### Work to complete:
Write the records out again, precisely as they stand.

· · ·

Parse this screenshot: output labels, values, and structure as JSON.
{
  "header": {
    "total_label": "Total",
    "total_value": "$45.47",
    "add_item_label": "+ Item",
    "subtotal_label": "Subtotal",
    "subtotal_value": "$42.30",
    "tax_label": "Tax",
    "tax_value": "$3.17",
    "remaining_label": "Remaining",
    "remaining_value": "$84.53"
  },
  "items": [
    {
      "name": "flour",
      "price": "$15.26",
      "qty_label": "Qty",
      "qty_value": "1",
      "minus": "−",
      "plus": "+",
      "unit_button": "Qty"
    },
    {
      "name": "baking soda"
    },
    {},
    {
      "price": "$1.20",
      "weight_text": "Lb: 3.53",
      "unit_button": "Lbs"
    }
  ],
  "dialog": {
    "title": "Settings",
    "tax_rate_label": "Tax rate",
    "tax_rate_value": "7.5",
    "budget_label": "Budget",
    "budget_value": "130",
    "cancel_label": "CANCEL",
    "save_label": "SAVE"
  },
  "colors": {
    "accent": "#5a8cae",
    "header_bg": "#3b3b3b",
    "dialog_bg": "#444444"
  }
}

· · ·

### Output below:
Parse this screenshot: output labels, values, and structure as JSON.
{
  "header": {
    "total_label": "Total",
    "total_value": "$45.47",
    "add_item_label": "+ Item",
    "subtotal_label": "Subtotal",
    "subtotal_value": "$42.30",
    "tax_label": "Tax",
    "tax_value": "$3.17",
    "remaining_label": "Remaining",
    "remaining_value": "$84.53"
  },
  "items": [
    {
      "name": "flour",
      "price": "$15.26",
      "qty_label": "Qty",
      "qty_value": "1",
      "minus": "−",
      "plus": "+",
      "unit_button": "Qty"
    },
    {
      "name": "baking soda"
    },
    {},
    {
      "price": "$1.20",
      "weight_text": "Lb: 3.53",
      "unit_button": "Lbs"
    }
  ],
  "dialog": {
    "title": "Settings",
    "tax_rate_label": "Tax rate",
    "tax_rate_value": "7.5",
    "budget_label": "Budget",
    "budget_value": "130",
    "cancel_label": "CANCEL",
    "save_label": "SAVE"
  },
  "colors": {
    "accent": "#5a8cae",
    "header_bg": "#3b3b3b",
    "dialog_bg": "#444444"
  }
}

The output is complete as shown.